> PROBLEM TO SOLVE
Below are some records; reproduce every one of them exactly.

── INPUT DATA

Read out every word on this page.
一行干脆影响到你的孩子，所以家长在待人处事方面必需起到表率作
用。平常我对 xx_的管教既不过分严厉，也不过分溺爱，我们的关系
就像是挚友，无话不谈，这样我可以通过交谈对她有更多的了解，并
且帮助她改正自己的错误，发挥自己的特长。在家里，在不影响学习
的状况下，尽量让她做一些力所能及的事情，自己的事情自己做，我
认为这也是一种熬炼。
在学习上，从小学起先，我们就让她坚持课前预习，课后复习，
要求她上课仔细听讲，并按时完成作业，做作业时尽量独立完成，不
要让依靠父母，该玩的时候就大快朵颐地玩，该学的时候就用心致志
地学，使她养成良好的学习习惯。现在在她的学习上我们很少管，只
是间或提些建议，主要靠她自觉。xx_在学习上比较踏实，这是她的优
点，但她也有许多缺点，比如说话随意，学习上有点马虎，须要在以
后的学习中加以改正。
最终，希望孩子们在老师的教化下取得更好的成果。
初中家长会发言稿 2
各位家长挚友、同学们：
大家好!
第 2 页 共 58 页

────

> TASK SOLUTION
Read out every word on this page.
一行干脆影响到你的孩子，所以家长在待人处事方面必需起到表率作
用。平常我对 xx_的管教既不过分严厉，也不过分溺爱，我们的关系
就像是挚友，无话不谈，这样我可以通过交谈对她有更多的了解，并
且帮助她改正自己的错误，发挥自己的特长。在家里，在不影响学习
的状况下，尽量让她做一些力所能及的事情，自己的事情自己做，我
认为这也是一种熬炼。
在学习上，从小学起先，我们就让她坚持课前预习，课后复习，
要求她上课仔细听讲，并按时完成作业，做作业时尽量独立完成，不
要让依靠父母，该玩的时候就大快朵颐地玩，该学的时候就用心致志
地学，使她养成良好的学习习惯。现在在她的学习上我们很少管，只
是间或提些建议，主要靠她自觉。xx_在学习上比较踏实，这是她的优
点，但她也有许多缺点，比如说话随意，学习上有点马虎，须要在以
后的学习中加以改正。
最终，希望孩子们在老师的教化下取得更好的成果。
初中家长会发言稿 2
各位家长挚友、同学们：
大家好!
第 2 页 共 58 页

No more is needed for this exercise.